__WHAT IS EXPECTED__
Present these lines as a numbered list, omitting blank lines and leaving the pictures out of your answer.

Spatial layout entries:

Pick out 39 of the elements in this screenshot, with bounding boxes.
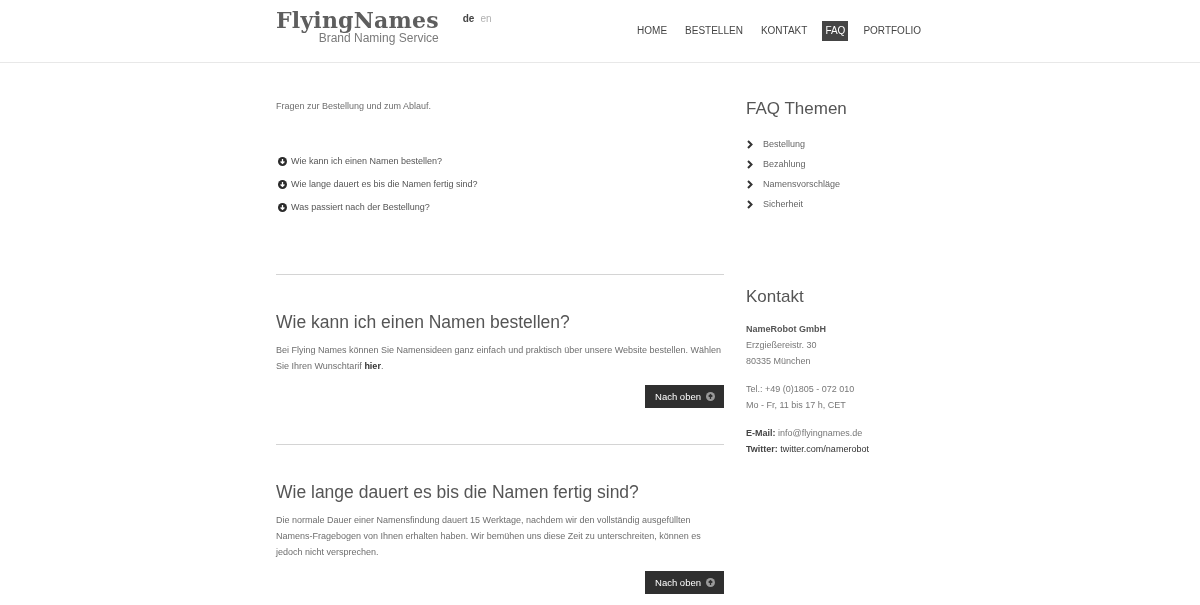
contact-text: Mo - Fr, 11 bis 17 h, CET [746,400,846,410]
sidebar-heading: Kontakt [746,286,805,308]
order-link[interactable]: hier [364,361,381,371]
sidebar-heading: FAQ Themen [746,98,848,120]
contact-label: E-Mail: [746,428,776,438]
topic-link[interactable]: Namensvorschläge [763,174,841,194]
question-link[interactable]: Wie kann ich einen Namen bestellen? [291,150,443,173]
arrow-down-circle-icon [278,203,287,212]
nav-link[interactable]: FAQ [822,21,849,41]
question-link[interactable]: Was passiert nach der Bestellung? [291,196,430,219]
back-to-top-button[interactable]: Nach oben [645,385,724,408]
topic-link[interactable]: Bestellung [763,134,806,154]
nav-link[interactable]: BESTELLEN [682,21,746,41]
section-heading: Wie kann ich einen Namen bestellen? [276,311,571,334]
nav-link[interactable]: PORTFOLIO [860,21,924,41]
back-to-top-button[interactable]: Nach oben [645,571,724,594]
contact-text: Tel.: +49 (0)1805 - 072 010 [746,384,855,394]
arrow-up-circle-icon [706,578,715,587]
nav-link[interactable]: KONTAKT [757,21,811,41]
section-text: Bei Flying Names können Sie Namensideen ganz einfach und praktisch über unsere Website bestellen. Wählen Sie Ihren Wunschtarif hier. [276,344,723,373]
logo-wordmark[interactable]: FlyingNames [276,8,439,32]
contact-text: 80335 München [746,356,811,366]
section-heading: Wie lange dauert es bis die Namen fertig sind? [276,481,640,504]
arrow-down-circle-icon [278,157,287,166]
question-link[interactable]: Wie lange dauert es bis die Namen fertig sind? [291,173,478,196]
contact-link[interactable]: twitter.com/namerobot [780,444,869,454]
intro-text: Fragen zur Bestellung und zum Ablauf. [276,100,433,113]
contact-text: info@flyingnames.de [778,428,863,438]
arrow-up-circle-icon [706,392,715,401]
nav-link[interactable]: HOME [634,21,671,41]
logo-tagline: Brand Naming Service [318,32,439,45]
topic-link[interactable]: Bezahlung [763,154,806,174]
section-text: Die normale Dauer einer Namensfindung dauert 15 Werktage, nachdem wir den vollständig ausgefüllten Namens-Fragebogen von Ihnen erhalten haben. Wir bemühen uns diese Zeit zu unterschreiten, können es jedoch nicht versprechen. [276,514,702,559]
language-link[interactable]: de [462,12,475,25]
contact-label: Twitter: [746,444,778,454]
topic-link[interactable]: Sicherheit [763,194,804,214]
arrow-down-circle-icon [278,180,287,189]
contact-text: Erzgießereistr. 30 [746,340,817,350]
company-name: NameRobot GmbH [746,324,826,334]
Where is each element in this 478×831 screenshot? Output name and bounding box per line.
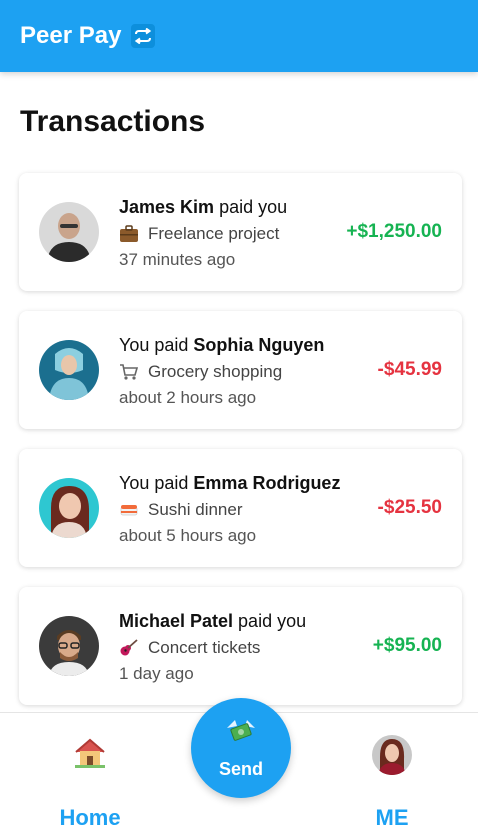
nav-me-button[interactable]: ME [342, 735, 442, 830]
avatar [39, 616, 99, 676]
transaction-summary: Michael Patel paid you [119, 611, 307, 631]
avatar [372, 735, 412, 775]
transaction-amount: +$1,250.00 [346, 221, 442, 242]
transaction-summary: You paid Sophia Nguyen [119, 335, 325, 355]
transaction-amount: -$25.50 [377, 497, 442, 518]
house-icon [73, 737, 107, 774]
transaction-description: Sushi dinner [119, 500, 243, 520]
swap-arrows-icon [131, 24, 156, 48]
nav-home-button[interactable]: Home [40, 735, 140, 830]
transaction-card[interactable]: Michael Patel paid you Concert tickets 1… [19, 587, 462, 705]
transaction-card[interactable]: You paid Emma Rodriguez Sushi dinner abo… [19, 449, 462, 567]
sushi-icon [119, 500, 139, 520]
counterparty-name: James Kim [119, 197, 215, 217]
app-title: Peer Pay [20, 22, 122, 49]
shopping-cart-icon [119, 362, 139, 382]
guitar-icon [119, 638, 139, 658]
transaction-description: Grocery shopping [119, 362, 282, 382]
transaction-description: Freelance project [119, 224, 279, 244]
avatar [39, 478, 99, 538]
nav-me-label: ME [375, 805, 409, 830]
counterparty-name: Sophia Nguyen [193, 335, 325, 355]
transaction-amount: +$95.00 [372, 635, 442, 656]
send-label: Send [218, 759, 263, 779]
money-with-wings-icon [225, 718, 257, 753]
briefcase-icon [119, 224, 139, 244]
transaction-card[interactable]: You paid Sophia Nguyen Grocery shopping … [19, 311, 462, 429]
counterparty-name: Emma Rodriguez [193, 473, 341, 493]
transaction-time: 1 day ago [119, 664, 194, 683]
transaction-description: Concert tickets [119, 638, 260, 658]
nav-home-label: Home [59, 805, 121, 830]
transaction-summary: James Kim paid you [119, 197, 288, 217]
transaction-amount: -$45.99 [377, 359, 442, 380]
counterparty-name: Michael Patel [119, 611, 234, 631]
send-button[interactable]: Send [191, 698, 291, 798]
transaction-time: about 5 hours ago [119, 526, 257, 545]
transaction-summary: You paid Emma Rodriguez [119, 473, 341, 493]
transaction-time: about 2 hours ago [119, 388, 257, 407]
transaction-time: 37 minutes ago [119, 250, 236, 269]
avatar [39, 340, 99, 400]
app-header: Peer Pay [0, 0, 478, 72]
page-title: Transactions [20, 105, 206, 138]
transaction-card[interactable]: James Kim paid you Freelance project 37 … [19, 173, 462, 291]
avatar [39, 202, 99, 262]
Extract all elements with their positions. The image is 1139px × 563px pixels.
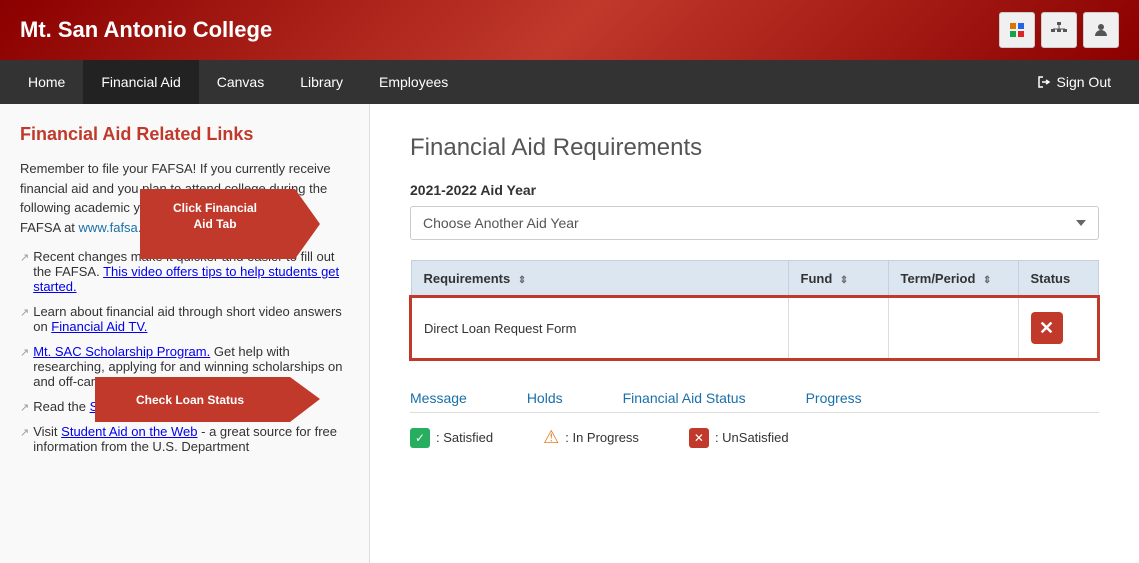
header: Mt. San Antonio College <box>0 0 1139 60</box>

__RESPONSE FOR THIS EXERCISE__
1. Pick out 39 of the elements in this screenshot, with bounding boxes.
2. contact-text: Mo - Fr, 11 bis 17 h, CET [746,400,846,410]
3. sidebar-heading: Kontakt [746,286,805,308]
4. order-link[interactable]: hier [364,361,381,371]
5. sidebar-heading: FAQ Themen [746,98,848,120]
6. contact-label: E-Mail: [746,428,776,438]
7. topic-link[interactable]: Namensvorschläge [763,174,841,194]
8. question-link[interactable]: Wie kann ich einen Namen bestellen? [291,150,443,173]
9. arrow-down-circle-icon [278,203,287,212]
10. nav-link[interactable]: FAQ [822,21,849,41]
11. question-link[interactable]: Was passiert nach der Bestellung? [291,196,430,219]
12. back-to-top-button[interactable]: Nach oben [645,385,724,408]
13. topic-link[interactable]: Bestellung [763,134,806,154]
14. nav-link[interactable]: BESTELLEN [682,21,746,41]
15. section-heading: Wie kann ich einen Namen bestellen? [276,311,571,334]
16. nav-link[interactable]: PORTFOLIO [860,21,924,41]
17. back-to-top-button[interactable]: Nach oben [645,571,724,594]
18. contact-text: Tel.: +49 (0)1805 - 072 010 [746,384,855,394]
19. arrow-up-circle-icon [706,578,715,587]
20. nav-link[interactable]: KONTAKT [757,21,811,41]
21. section-text: Bei Flying Names können Sie Namensideen ganz einfach und praktisch über unsere Website bestellen. Wählen Sie Ihren Wunschtarif hier. [276,344,723,373]
22. logo-wordmark[interactable]: FlyingNames [276,8,439,32]
23. contact-text: 80335 München [746,356,811,366]
24. section-heading: Wie lange dauert es bis die Namen fertig sind? [276,481,640,504]
25. arrow-down-circle-icon [278,157,287,166]
26. question-link[interactable]: Wie lange dauert es bis die Namen fertig sind? [291,173,478,196]
27. contact-link[interactable]: twitter.com/namerobot [780,444,869,454]
28. intro-text: Fragen zur Bestellung und zum Ablauf. [276,100,433,113]
29. contact-text: info@flyingnames.de [778,428,863,438]
30. arrow-up-circle-icon [706,392,715,401]
31. nav-link[interactable]: HOME [634,21,671,41]
32. logo-tagline: Brand Naming Service [318,32,439,45]
33. topic-link[interactable]: Bezahlung [763,154,806,174]
34. section-text: Die normale Dauer einer Namensfindung dauert 15 Werktage, nachdem wir den vollständig ausgefüllten Namens-Fragebogen von Ihnen erhalten haben. Wir bemühen uns diese Zeit zu unterschreiten, können es jedoch nicht versprechen. [276,514,702,559]
35. language-link[interactable]: de [462,12,475,25]
36. contact-label: Twitter: [746,444,778,454]
37. topic-link[interactable]: Sicherheit [763,194,804,214]
38. arrow-down-circle-icon [278,180,287,189]
39. contact-text: Erzgießereistr. 30 [746,340,817,350]
40. company-name: NameRobot GmbH [746,324,826,334]
41. Where is each element in this 478×831 screenshot? Output name and bounding box per line.
42. nav-me-button[interactable]: ME [342, 735, 442, 830]
43. avatar [39, 616, 99, 676]
44. transaction-summary: Michael Patel paid you [119, 611, 307, 631]
45. avatar [372, 735, 412, 775]
46. transaction-amount: +$1,250.00 [346, 221, 442, 242]
47. transaction-summary: You paid Sophia Nguyen [119, 335, 325, 355]
48. transaction-amount: -$25.50 [377, 497, 442, 518]
49. house-icon [73, 737, 107, 774]
50. transaction-description: Sushi dinner [119, 500, 243, 520]
51. swap-arrows-icon [131, 24, 156, 48]
52. nav-home-button[interactable]: Home [40, 735, 140, 830]
53. transaction-card[interactable]: Michael Patel paid you Concert tickets 1… [19, 587, 462, 705]
54. transaction-card[interactable]: You paid Emma Rodriguez Sushi dinner abo… [19, 449, 462, 567]
55. sushi-icon [119, 500, 139, 520]
56. counterparty-name: James Kim [119, 197, 215, 217]
57. app-title: Peer Pay [20, 22, 122, 49]
58. shopping-cart-icon [119, 362, 139, 382]
59. guitar-icon [119, 638, 139, 658]
60. transaction-description: Grocery shopping [119, 362, 282, 382]
61. transaction-description: Freelance project [119, 224, 279, 244]
62. avatar [39, 478, 99, 538]
63. nav-me-label: ME [375, 805, 409, 830]
64. counterparty-name: Sophia Nguyen [193, 335, 325, 355]
65. transaction-amount: +$95.00 [372, 635, 442, 656]
66. send-label: Send [218, 759, 263, 779]
67. money-with-wings-icon [225, 718, 257, 753]
68. briefcase-icon [119, 224, 139, 244]
69. transaction-card[interactable]: You paid Sophia Nguyen Grocery shopping … [19, 311, 462, 429]
70. counterparty-name: Emma Rodriguez [193, 473, 341, 493]
71. transaction-time: 1 day ago [119, 664, 194, 683]
72. transaction-description: Concert tickets [119, 638, 260, 658]
73. nav-home-label: Home [59, 805, 121, 830]
74. transaction-summary: James Kim paid you [119, 197, 288, 217]
75. transaction-amount: -$45.99 [377, 359, 442, 380]
76. counterparty-name: Michael Patel [119, 611, 234, 631]
77. send-button[interactable]: Send [191, 698, 291, 798]
78. transaction-time: about 5 hours ago [119, 526, 257, 545]
79. transaction-summary: You paid Emma Rodriguez [119, 473, 341, 493]
80. transaction-time: about 2 hours ago [119, 388, 257, 407]
81. transaction-time: 37 minutes ago [119, 250, 236, 269]
82. avatar [39, 340, 99, 400]
83. app-header: Peer Pay [0, 0, 478, 72]
84. page-title: Transactions [20, 105, 206, 138]
85. transaction-card[interactable]: James Kim paid you Freelance project 37 … [19, 173, 462, 291]
86. avatar [39, 202, 99, 262]
87. Extract all elements with their positions. The image is 1139px × 563px pixels.
88. header: Mt. San Antonio College <box>0 0 1139 60</box>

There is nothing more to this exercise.